═════ Items

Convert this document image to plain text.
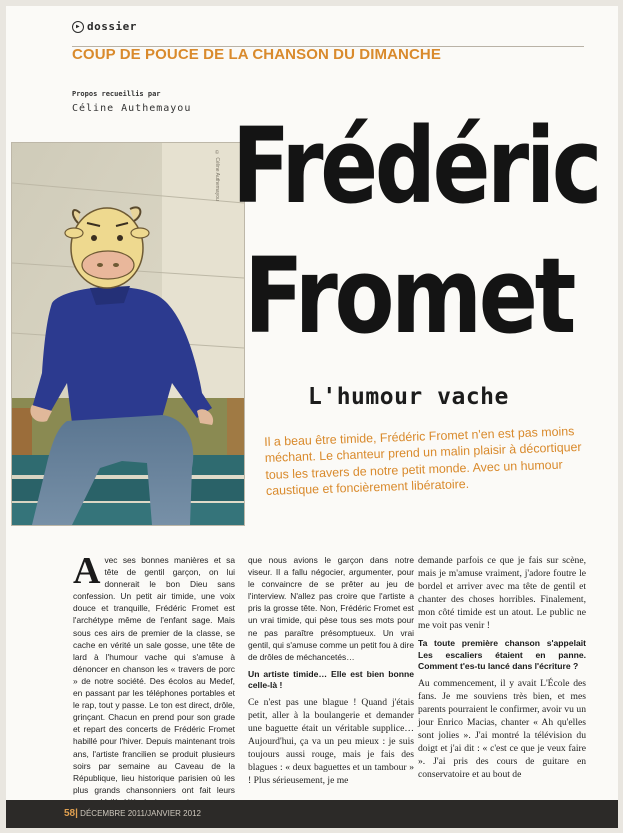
▶ dossier
COUP DE POUCE DE LA CHANSON DU DIMANCHE
Propos recueillis par
Céline Authemayou
© Céline Authemayou Frédéric
Fromet
L'humour vache
Il a beau être timide, Frédéric Fromet n'en est pas moins méchant. Le chanteur prend un malin plaisir à décortiquer tous les travers de notre petit monde. Avec un humour caustique et foncièrement libératoire.
A vec ses bonnes manières et sa tête de gentil garçon, on lui donnerait le bon Dieu sans confession. Un petit air timide, une voix douce et tranquille, Frédéric Fromet est l'archétype même de l'enfant sage. Mais sous ces airs de premier de la classe, se cache en vérité un sale gosse, une tête de lard à l'humour vache qui s'amuse à dénoncer en chanson les « travers de porc » de notre société. Des écolos au Medef, en passant par les téléphones portables et le rap, tout y passe. Le ton est direct, drôle, grinçant. Chacun en prend pour son grade et repart des concerts de Frédéric Fromet habillé pour l'hiver. Depuis maintenant trois ans, l'artiste francilien se produit plusieurs soirs par semaine au Caveau de la République, lieu historique parisien où les plus grands chansonniers ont fait leurs

que nous avions le garçon dans notre viseur. Il a fallu négocier, argumenter, pour le convaincre de se prêter au jeu de l'interview. N'allez pas croire que l'artiste a pris la grosse tête. Non, Frédéric Fromet est un vrai timide, qui pèse tous ses mots pour ne pas paraître présomptueux. Un vrai gentil, qui s'amuse comme un petit fou à dire de drôles de méchancetés…

Un artiste timide… Elle est bien bonne celle-là !

Ce n'est pas une blague ! Quand j'étais petit, aller à la boulangerie et demander une baguette était un véritable supplice… Aujourd'hui, ça va un peu mieux : je suis toujours aussi rouge, mais je fais des blagues : « deux baguettes et un tambour » ! Plus sérieusement, je me

demande parfois ce que je fais sur scène, mais je m'amuse vraiment, j'adore foutre le bordel et arriver avec ma tête de gentil et chanter des choses horribles. Finalement, mon côté timide est un atout. Le public ne me voit pas venir !

Ta toute première chanson s'appelait Les escaliers étaient en panne. Comment t'es-tu lancé dans l'écriture ?

Au commencement, il y avait L'École des fans. Je me souviens très bien, et mes parents pourraient le confirmer, avoir vu un jour Enrico Macias, chanter « Ah qu'elles sont jolies ». J'ai montré la télévision du doigt et j'ai dit : « c'est ce que je veux faire ». J'ai pris des cours de guitare en conservatoire et au bout de

58| DÉCEMBRE 2011/JANVIER 2012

══════════

** What is expected **
Repeat the material above word for word, please, apart from its images.

** Response to the exercise **
Convert this document image to plain text.
▶ dossier
COUP DE POUCE DE LA CHANSON DU DIMANCHE
Propos recueillis par
Céline Authemayou
© Céline Authemayou Frédéric
Fromet
L'humour vache
Il a beau être timide, Frédéric Fromet n'en est pas moins méchant. Le chanteur prend un malin plaisir à décortiquer tous les travers de notre petit monde. Avec un humour caustique et foncièrement libératoire.
A vec ses bonnes manières et sa tête de gentil garçon, on lui donnerait le bon Dieu sans confession. Un petit air timide, une voix douce et tranquille, Frédéric Fromet est l'archétype même de l'enfant sage. Mais sous ces airs de premier de la classe, se cache en vérité un sale gosse, une tête de lard à l'humour vache qui s'amuse à dénoncer en chanson les « travers de porc » de notre société. Des écolos au Medef, en passant par les téléphones portables et le rap, tout y passe. Le ton est direct, drôle, grinçant. Chacun en prend pour son grade et repart des concerts de Frédéric Fromet habillé pour l'hiver. Depuis maintenant trois ans, l'artiste francilien se produit plusieurs soirs par semaine au Caveau de la République, lieu historique parisien où les plus grands chansonniers ont fait leurs

que nous avions le garçon dans notre viseur. Il a fallu négocier, argumenter, pour le convaincre de se prêter au jeu de l'interview. N'allez pas croire que l'artiste a pris la grosse tête. Non, Frédéric Fromet est un vrai timide, qui pèse tous ses mots pour ne pas paraître présomptueux. Un vrai gentil, qui s'amuse comme un petit fou à dire de drôles de méchancetés…

Un artiste timide… Elle est bien bonne celle-là !

Ce n'est pas une blague ! Quand j'étais petit, aller à la boulangerie et demander une baguette était un véritable supplice… Aujourd'hui, ça va un peu mieux : je suis toujours aussi rouge, mais je fais des blagues : « deux baguettes et un tambour » ! Plus sérieusement, je me

demande parfois ce que je fais sur scène, mais je m'amuse vraiment, j'adore foutre le bordel et arriver avec ma tête de gentil et chanter des choses horribles. Finalement, mon côté timide est un atout. Le public ne me voit pas venir !

Ta toute première chanson s'appelait Les escaliers étaient en panne. Comment t'es-tu lancé dans l'écriture ?

Au commencement, il y avait L'École des fans. Je me souviens très bien, et mes parents pourraient le confirmer, avoir vu un jour Enrico Macias, chanter « Ah qu'elles sont jolies ». J'ai montré la télévision du doigt et j'ai dit : « c'est ce que je veux faire ». J'ai pris des cours de guitare en conservatoire et au bout de

58| DÉCEMBRE 2011/JANVIER 2012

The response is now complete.